| EXERCISE INSTRUCTIONS |
Exactly how many lines have the word "mutated"? Answer with the bare number.

═════ INPUT RECORDS

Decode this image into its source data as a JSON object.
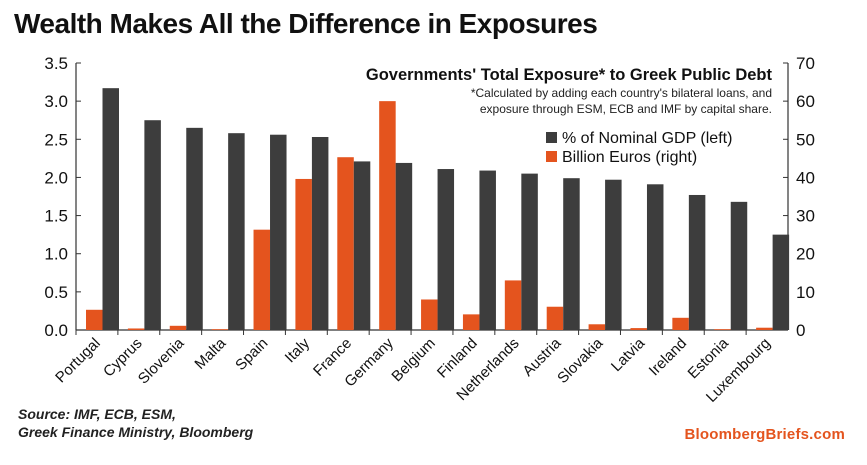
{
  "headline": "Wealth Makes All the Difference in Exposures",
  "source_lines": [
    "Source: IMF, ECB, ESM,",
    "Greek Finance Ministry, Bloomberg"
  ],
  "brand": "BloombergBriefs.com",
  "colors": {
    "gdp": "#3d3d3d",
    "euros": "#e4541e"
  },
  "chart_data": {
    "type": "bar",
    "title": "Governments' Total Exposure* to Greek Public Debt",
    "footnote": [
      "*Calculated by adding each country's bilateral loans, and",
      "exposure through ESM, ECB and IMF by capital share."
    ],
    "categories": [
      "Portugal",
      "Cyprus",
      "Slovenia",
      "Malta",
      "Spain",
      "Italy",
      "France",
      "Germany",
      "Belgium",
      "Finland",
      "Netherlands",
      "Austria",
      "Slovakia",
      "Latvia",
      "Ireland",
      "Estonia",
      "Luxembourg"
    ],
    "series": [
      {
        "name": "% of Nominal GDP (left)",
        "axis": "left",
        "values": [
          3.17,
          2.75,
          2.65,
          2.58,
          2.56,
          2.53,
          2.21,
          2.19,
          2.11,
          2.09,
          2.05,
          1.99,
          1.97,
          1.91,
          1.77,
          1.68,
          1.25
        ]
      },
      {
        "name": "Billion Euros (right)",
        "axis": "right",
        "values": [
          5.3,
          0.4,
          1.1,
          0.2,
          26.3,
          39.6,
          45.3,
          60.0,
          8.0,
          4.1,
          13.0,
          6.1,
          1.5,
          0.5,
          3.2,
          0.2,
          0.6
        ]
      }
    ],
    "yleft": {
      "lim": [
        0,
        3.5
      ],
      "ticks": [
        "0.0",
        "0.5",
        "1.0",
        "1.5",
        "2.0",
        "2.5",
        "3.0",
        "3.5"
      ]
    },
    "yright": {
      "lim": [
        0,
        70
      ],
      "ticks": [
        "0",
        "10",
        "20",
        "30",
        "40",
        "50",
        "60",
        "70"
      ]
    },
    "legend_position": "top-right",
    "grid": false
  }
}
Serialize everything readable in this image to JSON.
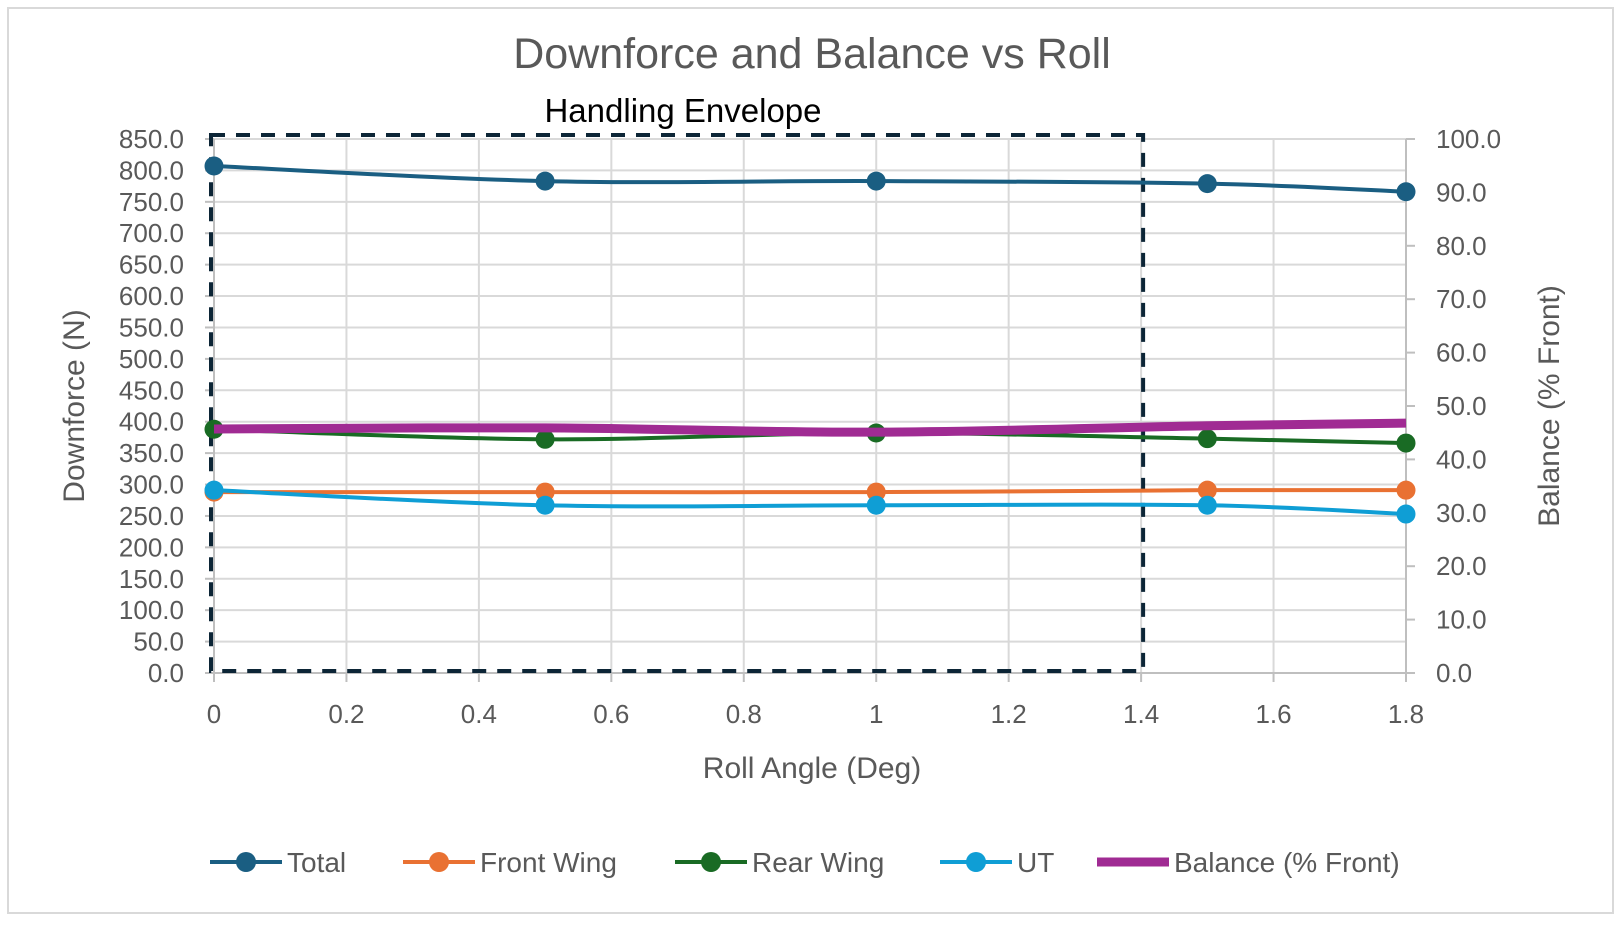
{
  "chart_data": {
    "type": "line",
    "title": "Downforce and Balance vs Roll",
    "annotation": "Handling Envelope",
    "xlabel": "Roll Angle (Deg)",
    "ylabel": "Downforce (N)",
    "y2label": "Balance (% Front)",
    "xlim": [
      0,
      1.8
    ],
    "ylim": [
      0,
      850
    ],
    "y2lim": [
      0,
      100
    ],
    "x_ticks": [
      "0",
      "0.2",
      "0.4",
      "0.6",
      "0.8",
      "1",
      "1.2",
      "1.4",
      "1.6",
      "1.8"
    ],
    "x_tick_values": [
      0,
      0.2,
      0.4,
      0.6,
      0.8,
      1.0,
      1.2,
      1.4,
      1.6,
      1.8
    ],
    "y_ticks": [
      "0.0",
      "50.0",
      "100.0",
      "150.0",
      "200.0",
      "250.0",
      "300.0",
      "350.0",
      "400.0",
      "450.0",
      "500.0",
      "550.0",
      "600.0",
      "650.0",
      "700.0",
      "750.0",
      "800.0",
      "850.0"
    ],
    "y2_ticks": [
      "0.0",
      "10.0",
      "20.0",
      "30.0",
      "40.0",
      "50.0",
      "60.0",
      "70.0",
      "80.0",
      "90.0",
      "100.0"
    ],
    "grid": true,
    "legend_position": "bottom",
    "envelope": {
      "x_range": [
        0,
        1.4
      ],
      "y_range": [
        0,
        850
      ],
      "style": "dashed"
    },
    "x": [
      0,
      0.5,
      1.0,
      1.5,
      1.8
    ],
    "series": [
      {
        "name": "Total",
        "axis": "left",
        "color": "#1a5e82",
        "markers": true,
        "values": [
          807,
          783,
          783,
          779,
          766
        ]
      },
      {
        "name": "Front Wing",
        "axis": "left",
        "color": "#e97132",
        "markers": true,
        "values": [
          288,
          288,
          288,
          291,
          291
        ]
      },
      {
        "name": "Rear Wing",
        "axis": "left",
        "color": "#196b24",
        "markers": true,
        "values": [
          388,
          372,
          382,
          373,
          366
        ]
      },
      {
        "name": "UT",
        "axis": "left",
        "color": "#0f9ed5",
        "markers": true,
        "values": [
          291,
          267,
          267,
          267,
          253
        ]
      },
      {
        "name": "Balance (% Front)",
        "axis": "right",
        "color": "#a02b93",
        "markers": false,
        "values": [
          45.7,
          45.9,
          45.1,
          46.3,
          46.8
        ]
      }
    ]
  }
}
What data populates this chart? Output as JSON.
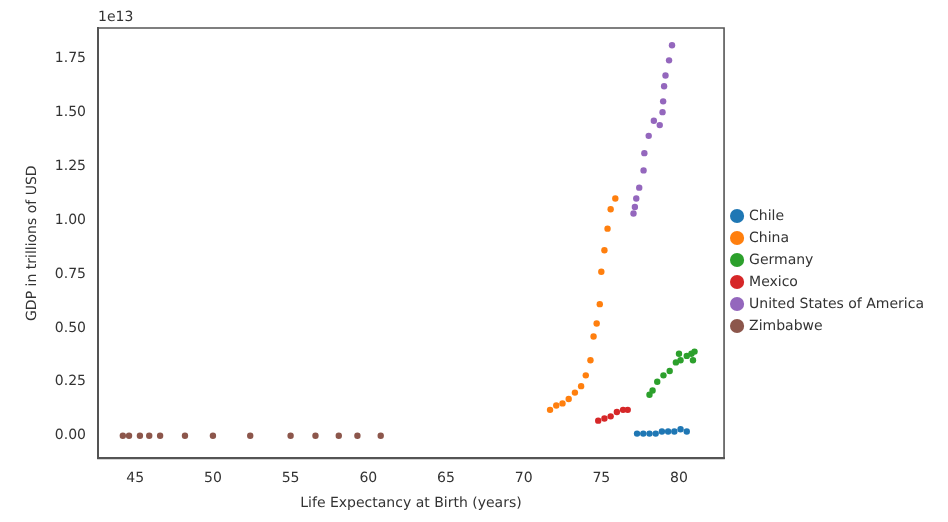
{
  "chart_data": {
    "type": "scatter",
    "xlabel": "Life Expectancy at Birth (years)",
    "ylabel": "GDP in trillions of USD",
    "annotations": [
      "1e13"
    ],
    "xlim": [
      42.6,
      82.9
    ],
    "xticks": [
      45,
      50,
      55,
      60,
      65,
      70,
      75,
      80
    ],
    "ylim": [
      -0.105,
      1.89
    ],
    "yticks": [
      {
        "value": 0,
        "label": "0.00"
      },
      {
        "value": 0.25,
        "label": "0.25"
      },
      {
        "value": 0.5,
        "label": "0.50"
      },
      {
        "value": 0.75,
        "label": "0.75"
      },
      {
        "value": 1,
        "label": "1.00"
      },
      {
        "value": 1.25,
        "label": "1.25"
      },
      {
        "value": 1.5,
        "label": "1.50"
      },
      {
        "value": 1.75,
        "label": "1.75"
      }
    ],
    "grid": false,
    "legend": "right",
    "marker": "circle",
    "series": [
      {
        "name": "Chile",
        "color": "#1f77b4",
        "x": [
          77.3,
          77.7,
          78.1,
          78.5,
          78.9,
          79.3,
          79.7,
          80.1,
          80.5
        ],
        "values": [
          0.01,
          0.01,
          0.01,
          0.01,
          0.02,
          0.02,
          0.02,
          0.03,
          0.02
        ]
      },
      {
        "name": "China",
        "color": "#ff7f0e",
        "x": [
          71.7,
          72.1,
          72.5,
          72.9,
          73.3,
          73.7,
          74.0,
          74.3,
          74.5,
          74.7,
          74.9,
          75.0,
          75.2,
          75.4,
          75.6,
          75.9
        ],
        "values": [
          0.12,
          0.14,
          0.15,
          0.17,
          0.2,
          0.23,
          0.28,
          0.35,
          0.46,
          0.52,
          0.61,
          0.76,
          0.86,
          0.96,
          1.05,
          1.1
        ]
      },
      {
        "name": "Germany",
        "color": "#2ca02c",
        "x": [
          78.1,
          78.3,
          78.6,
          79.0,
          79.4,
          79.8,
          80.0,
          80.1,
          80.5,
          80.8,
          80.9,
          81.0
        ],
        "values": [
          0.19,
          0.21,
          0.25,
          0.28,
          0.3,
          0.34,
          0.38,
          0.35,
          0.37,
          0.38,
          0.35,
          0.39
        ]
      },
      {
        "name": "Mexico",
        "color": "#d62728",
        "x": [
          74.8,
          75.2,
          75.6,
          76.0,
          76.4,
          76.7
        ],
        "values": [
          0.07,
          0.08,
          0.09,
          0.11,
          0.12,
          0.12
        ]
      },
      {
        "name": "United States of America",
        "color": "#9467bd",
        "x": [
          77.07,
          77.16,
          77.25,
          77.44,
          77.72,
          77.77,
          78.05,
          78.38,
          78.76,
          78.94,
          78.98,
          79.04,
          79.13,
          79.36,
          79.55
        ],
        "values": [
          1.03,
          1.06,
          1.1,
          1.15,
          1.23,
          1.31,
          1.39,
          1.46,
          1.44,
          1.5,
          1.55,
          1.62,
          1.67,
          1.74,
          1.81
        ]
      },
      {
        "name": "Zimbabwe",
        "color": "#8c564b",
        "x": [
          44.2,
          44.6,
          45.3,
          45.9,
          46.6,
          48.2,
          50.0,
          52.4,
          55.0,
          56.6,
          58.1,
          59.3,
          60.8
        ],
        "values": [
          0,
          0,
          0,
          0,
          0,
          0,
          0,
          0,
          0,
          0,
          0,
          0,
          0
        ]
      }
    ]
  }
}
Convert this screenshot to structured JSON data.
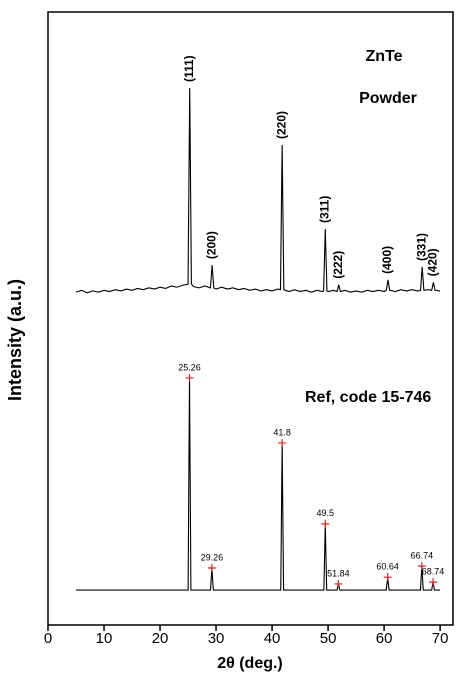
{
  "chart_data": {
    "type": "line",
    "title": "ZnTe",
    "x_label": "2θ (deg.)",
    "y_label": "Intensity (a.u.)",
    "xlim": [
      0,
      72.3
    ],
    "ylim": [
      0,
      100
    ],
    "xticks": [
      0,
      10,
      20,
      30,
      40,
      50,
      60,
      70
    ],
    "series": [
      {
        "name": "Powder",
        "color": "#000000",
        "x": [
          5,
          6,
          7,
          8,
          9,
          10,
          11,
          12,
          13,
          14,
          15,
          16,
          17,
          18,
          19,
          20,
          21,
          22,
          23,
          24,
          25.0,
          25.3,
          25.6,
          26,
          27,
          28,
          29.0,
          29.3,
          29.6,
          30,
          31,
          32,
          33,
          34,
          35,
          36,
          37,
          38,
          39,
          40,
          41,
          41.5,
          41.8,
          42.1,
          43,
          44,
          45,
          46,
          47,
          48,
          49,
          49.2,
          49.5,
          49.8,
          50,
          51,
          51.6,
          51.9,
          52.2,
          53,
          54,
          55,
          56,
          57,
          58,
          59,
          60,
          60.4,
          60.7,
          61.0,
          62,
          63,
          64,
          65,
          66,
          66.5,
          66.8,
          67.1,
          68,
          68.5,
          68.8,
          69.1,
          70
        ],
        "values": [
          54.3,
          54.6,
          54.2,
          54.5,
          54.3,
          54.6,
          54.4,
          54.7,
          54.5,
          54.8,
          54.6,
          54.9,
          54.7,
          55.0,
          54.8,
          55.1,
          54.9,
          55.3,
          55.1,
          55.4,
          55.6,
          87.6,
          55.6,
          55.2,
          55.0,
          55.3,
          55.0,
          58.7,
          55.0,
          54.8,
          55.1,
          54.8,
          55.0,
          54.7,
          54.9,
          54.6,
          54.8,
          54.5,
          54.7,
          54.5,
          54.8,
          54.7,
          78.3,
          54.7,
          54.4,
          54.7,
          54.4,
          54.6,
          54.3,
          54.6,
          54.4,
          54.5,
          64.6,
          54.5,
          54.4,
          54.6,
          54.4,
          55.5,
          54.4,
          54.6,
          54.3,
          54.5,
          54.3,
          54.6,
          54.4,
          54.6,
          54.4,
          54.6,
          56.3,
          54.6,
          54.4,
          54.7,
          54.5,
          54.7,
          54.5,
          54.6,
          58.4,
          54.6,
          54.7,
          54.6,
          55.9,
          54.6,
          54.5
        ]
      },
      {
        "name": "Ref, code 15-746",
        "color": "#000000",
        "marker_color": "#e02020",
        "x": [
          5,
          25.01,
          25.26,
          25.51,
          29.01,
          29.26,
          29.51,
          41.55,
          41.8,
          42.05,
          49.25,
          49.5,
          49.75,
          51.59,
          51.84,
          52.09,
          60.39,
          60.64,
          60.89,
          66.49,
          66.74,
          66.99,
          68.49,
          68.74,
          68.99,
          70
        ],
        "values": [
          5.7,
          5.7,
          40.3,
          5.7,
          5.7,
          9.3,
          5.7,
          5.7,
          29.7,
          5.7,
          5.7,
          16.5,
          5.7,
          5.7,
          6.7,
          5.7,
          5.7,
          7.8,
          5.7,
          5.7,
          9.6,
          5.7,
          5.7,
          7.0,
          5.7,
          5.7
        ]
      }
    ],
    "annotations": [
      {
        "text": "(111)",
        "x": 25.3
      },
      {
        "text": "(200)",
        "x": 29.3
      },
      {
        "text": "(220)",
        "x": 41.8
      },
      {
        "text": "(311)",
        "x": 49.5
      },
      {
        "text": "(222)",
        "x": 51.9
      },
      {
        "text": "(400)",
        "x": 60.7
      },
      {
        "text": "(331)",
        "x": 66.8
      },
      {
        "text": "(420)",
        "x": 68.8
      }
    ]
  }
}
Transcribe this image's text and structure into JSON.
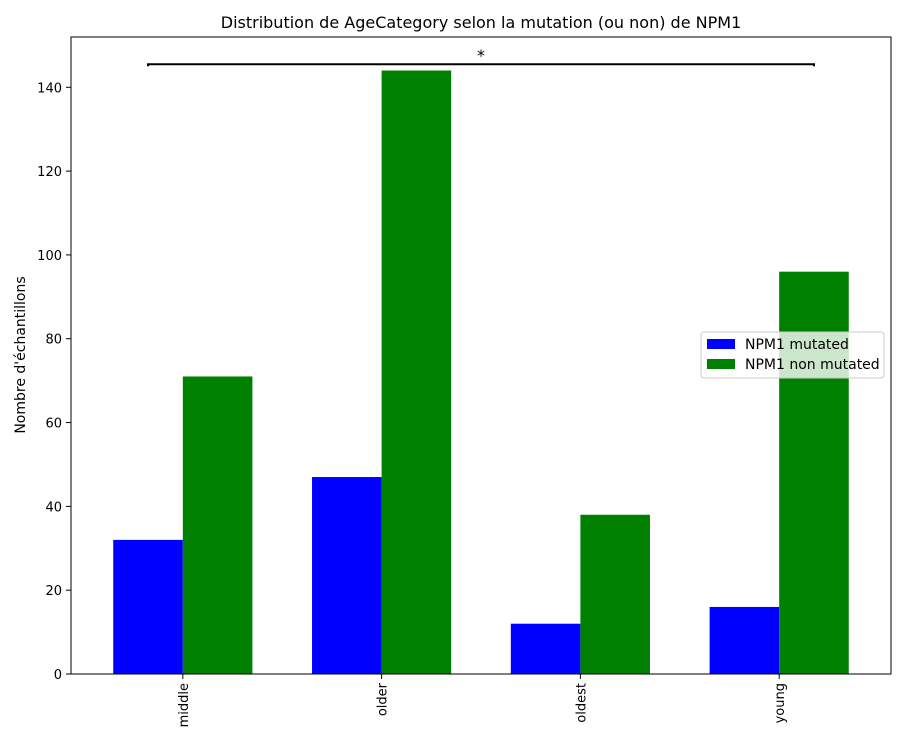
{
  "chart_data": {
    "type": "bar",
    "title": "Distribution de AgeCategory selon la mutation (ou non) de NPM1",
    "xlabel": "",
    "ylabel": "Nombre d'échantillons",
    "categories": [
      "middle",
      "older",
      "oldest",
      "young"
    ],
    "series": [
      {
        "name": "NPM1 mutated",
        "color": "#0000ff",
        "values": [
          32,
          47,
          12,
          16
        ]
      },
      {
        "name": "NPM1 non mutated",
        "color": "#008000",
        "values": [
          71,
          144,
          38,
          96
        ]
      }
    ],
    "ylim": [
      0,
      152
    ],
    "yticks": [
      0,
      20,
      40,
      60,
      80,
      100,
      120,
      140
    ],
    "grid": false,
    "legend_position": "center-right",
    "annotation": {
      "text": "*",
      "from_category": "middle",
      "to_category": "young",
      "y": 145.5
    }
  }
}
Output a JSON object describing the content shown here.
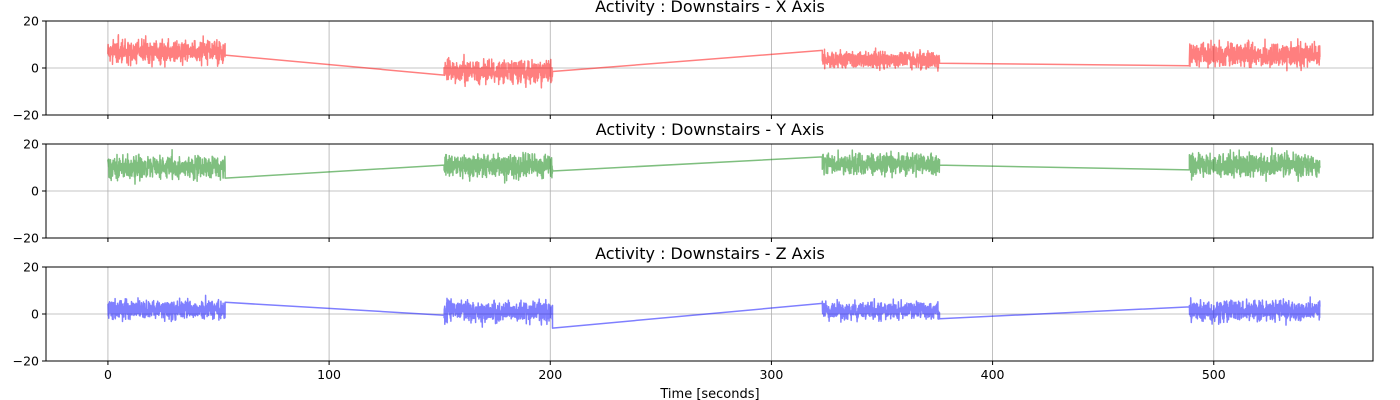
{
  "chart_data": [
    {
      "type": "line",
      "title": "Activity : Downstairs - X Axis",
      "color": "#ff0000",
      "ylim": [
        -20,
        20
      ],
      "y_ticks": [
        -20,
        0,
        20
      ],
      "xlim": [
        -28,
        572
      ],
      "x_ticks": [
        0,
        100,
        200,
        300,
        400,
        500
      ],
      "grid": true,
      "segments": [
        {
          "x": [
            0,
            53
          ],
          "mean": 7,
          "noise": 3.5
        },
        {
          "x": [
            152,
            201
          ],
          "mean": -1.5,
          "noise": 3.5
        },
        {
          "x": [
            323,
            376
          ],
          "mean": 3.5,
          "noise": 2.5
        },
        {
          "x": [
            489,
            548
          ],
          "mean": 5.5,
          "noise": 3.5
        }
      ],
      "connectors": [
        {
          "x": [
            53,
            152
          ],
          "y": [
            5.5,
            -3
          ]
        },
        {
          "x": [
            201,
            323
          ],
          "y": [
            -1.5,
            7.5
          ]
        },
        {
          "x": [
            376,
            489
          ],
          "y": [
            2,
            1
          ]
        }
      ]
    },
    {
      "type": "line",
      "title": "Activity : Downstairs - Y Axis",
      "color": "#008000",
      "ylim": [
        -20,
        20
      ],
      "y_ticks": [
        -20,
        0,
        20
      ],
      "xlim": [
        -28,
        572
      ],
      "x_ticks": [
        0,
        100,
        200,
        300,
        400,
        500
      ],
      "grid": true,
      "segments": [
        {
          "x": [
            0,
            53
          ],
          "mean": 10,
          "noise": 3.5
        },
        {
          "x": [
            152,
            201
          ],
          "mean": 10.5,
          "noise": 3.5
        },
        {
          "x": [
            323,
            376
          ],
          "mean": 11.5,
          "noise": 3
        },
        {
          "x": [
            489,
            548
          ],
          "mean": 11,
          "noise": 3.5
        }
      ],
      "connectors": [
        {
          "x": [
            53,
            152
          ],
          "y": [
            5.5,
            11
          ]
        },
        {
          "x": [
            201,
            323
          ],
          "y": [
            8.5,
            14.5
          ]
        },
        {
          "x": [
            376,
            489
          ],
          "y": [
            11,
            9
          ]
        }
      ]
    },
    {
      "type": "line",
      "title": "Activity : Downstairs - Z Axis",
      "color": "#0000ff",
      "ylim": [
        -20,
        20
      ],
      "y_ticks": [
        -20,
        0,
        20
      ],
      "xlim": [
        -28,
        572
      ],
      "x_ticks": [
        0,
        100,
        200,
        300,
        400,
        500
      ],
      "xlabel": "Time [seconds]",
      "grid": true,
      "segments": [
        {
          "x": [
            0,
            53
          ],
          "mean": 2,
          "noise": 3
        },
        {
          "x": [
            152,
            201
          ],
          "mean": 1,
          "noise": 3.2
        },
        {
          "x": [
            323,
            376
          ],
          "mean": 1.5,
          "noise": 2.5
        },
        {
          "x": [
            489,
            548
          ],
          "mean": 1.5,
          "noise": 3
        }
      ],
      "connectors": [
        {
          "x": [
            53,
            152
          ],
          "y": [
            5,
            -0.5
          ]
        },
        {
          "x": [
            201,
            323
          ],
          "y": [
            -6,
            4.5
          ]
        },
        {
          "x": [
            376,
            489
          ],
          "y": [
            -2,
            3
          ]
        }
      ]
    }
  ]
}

══════════

| TASK RESPONSE |
2